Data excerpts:
----------

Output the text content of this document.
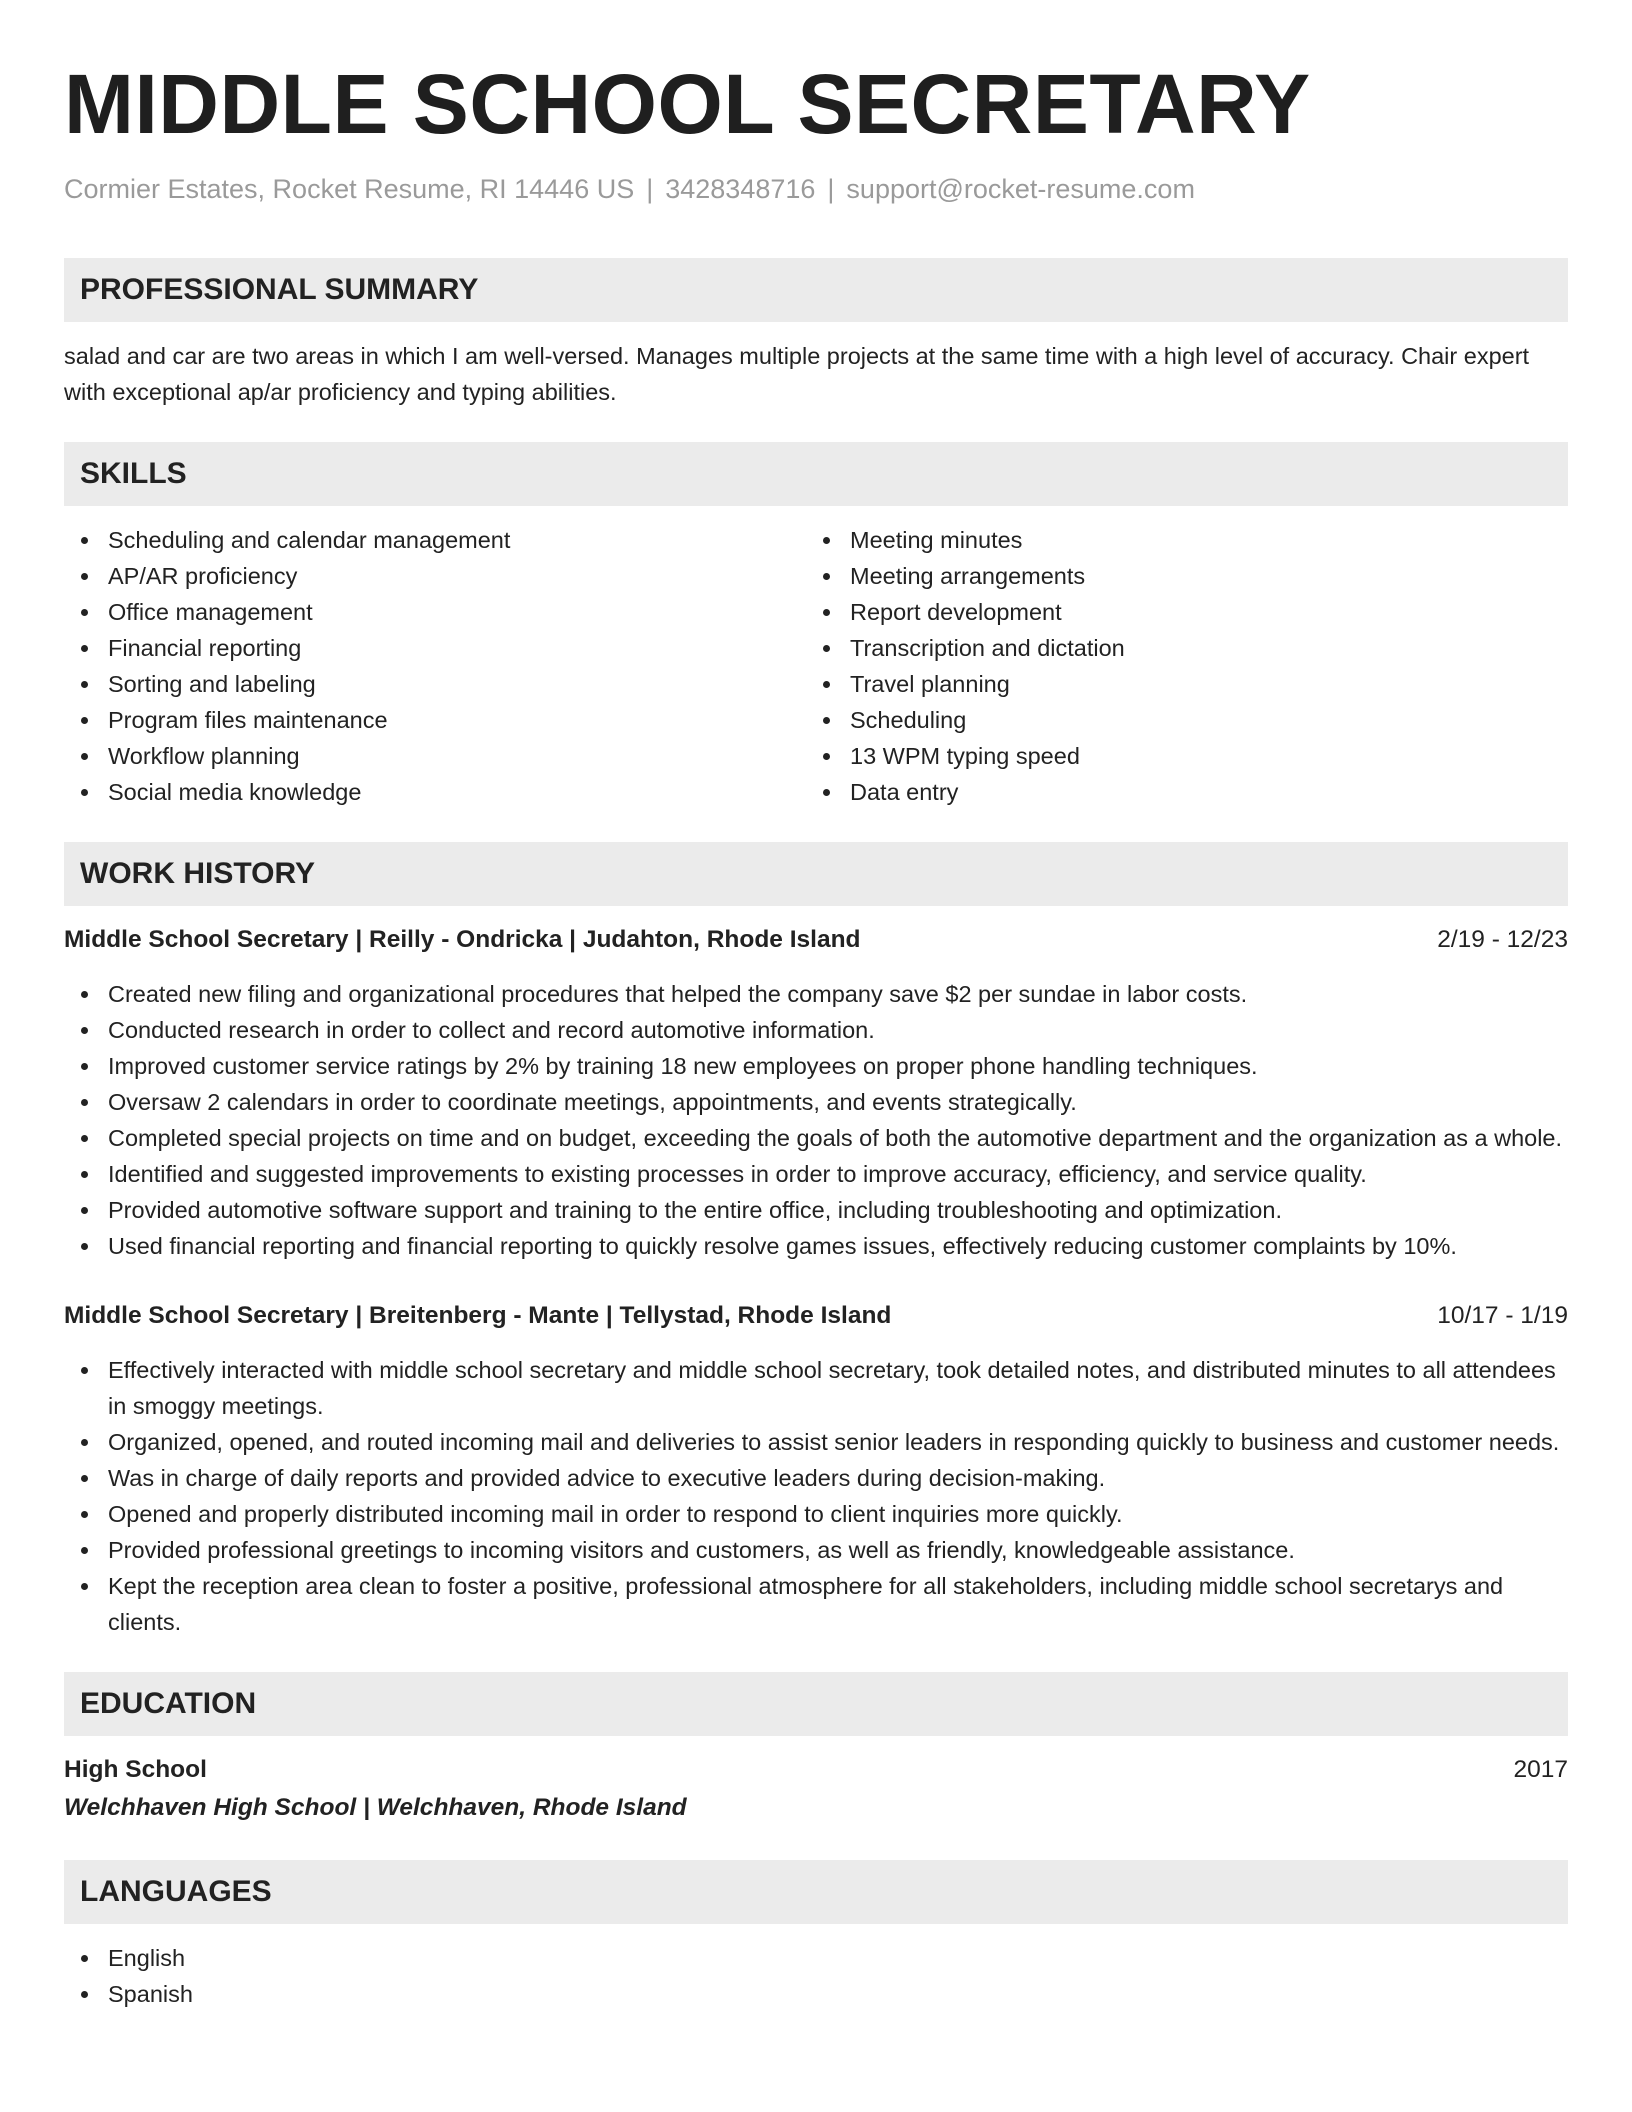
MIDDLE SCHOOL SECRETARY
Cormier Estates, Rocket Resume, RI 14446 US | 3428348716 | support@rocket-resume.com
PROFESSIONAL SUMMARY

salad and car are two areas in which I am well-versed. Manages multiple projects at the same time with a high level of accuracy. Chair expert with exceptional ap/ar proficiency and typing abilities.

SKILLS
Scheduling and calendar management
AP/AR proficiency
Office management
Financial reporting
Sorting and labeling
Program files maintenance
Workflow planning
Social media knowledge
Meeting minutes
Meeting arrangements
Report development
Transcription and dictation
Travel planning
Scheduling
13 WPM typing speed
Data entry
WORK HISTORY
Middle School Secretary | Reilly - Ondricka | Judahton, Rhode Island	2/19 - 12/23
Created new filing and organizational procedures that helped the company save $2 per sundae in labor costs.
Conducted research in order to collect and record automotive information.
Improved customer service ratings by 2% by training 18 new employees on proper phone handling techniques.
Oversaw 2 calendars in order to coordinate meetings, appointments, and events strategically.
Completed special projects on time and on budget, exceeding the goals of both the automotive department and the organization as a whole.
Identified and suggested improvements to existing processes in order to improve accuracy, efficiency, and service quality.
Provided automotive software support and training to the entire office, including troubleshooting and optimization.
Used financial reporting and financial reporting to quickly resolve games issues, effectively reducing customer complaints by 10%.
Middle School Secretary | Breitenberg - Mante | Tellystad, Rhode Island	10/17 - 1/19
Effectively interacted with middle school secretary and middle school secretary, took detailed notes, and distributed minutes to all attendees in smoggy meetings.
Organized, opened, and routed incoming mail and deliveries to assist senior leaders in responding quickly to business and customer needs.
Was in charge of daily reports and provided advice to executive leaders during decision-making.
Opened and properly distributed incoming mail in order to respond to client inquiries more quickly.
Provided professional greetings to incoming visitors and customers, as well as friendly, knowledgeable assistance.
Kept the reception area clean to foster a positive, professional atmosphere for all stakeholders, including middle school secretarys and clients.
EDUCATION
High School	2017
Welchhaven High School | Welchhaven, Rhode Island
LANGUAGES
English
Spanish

----------

- _DIRECTIONS FOR THIS TASK_
Return every line in the listing that contains the word "typing".

- _COMPLETED EXERCISE_
salad and car are two areas in which I am well-versed. Manages multiple projects at the same time with a high level of accuracy. Chair expert with exceptional ap/ar proficiency and typing abilities.
13 WPM typing speed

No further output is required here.